== Segment start ==

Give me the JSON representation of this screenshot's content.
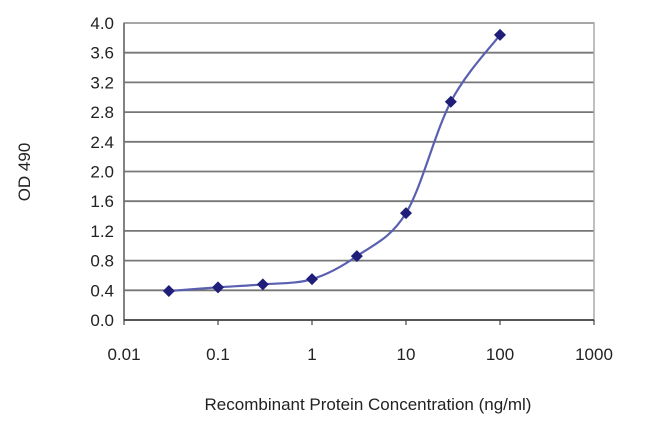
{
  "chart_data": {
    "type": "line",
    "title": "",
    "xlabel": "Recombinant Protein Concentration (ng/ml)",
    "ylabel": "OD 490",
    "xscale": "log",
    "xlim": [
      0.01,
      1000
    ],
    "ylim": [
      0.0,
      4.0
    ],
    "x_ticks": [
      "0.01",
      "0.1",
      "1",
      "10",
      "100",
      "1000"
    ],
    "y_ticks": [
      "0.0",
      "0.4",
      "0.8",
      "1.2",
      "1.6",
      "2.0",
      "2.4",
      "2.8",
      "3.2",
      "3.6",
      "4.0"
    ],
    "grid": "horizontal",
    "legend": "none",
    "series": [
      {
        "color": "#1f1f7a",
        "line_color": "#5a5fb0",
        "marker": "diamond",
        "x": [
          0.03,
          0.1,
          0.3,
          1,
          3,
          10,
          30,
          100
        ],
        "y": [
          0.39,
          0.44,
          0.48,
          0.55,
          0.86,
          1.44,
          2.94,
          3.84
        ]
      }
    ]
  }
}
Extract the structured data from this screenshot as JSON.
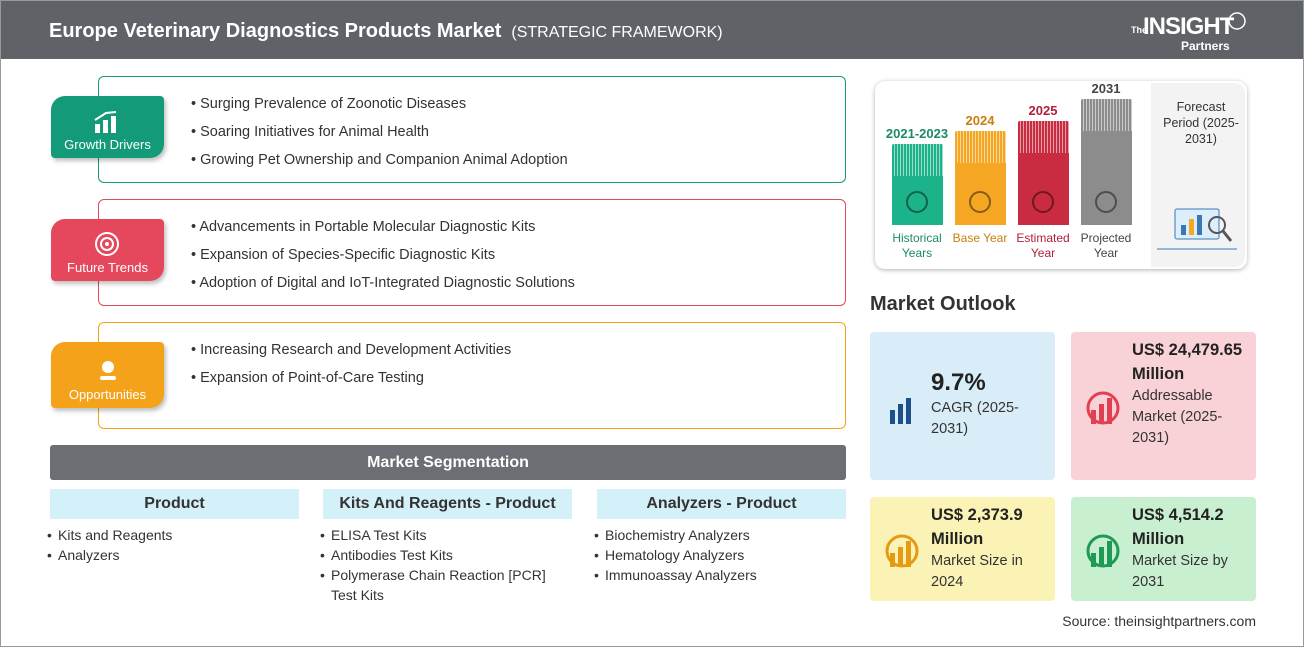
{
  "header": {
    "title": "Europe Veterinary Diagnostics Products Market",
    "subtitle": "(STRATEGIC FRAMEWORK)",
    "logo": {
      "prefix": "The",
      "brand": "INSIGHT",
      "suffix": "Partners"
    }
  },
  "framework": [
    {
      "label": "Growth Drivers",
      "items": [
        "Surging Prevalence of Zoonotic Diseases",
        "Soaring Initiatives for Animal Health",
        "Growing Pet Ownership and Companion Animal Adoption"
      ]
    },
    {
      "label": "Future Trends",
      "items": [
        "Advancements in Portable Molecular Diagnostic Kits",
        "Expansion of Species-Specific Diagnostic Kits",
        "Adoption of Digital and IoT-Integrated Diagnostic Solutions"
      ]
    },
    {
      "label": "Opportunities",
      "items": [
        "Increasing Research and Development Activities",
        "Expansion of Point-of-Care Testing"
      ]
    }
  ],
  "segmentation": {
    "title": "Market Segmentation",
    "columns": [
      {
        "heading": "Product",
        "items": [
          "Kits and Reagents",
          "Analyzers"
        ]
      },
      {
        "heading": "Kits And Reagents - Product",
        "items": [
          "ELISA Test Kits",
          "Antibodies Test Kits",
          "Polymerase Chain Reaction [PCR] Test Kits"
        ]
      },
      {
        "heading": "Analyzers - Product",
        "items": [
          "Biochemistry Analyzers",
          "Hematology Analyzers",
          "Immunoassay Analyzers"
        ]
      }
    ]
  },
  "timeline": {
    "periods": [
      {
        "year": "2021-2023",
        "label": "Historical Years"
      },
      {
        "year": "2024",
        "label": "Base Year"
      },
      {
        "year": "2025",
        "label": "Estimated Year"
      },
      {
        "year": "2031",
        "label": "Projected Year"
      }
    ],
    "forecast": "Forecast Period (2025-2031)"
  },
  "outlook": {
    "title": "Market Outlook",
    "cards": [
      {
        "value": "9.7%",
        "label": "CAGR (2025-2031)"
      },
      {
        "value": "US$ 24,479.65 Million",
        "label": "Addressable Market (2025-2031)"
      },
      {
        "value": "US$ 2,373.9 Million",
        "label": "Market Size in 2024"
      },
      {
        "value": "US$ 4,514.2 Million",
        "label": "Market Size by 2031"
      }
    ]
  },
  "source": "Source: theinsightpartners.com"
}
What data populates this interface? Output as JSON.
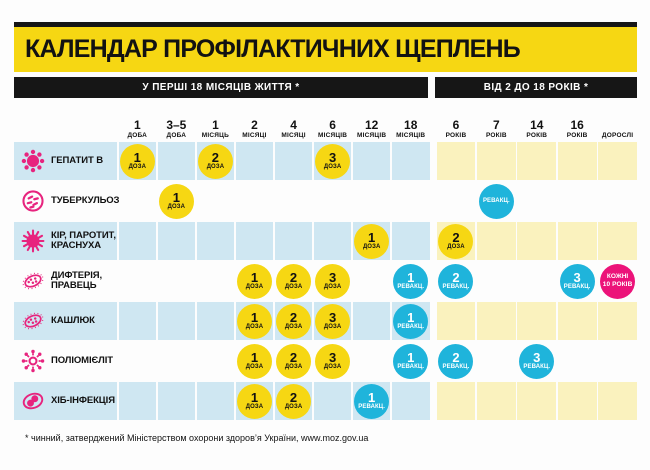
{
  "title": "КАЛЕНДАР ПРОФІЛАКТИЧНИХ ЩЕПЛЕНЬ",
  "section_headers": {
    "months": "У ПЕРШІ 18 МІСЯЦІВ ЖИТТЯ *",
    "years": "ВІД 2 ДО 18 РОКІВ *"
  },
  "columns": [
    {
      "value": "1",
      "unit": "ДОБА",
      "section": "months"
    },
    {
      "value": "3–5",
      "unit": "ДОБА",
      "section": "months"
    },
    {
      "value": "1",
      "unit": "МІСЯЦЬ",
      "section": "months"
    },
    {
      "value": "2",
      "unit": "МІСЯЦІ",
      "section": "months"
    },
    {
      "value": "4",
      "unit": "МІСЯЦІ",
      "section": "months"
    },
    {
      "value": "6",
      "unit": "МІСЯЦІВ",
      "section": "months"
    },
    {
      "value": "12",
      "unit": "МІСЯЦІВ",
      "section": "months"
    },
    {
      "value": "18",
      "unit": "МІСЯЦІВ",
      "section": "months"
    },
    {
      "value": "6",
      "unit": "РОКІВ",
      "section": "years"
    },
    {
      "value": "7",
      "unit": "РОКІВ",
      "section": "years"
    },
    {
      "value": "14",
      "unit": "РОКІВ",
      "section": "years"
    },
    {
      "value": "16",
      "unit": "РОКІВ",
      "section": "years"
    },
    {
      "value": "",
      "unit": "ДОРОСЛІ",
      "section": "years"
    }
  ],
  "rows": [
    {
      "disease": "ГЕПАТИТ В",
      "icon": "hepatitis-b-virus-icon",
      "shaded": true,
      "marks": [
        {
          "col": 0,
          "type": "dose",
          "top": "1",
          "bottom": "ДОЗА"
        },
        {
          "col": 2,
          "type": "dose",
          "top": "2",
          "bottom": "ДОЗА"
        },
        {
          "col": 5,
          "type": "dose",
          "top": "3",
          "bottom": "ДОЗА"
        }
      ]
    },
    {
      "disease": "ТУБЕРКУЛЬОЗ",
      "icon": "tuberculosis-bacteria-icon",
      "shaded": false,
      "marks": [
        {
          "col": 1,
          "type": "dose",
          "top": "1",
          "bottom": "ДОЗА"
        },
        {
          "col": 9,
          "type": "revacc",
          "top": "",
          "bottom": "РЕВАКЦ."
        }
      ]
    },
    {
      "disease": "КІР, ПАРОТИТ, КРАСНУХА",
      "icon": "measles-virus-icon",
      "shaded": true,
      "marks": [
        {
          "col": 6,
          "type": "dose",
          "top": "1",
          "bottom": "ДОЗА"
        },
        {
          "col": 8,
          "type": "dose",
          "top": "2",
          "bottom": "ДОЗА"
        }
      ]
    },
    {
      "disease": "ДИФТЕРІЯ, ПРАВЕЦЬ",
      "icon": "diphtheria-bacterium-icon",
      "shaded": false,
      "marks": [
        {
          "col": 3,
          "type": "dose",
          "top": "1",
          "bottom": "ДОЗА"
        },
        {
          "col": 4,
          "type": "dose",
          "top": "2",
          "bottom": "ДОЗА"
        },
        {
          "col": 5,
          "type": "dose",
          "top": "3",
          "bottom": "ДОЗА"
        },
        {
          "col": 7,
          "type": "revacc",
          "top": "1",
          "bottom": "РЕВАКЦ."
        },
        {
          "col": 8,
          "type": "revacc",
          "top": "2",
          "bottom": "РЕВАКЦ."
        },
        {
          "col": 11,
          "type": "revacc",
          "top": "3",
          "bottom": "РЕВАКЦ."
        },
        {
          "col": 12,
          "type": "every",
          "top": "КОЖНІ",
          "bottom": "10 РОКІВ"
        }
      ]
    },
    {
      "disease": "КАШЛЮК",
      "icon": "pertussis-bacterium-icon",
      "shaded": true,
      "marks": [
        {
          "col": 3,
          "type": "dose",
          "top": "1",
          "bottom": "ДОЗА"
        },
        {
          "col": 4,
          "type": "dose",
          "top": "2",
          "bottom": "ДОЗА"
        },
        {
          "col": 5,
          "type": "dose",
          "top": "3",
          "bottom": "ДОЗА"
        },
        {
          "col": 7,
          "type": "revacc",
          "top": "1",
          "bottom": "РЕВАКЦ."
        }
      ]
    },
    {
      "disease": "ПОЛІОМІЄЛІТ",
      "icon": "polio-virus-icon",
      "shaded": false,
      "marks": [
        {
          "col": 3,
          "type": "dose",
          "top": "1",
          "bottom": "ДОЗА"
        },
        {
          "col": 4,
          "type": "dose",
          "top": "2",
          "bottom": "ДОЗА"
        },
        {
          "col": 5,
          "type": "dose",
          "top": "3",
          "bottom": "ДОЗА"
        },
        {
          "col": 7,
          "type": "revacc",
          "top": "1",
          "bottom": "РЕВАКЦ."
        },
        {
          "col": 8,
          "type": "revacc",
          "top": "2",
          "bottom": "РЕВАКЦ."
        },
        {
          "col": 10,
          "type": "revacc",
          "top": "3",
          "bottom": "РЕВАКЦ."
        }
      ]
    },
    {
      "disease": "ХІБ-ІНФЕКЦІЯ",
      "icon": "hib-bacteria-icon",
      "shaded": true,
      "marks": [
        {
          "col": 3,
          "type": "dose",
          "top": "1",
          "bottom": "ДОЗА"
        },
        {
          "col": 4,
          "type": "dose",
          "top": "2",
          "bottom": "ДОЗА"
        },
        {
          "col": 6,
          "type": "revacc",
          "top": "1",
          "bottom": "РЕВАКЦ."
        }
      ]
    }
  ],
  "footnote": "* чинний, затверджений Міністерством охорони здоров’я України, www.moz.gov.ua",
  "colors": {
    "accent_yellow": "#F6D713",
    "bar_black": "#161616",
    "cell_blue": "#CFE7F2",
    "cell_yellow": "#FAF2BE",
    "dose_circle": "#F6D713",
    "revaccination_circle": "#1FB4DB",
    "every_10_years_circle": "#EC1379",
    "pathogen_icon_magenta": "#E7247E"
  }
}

== Segment end ==

> Work instruction
Would you show each line of the listing above that has the string "bacterium"?

> Result of the task
      "icon": "diphtheria-bacterium-icon",
      "icon": "pertussis-bacterium-icon",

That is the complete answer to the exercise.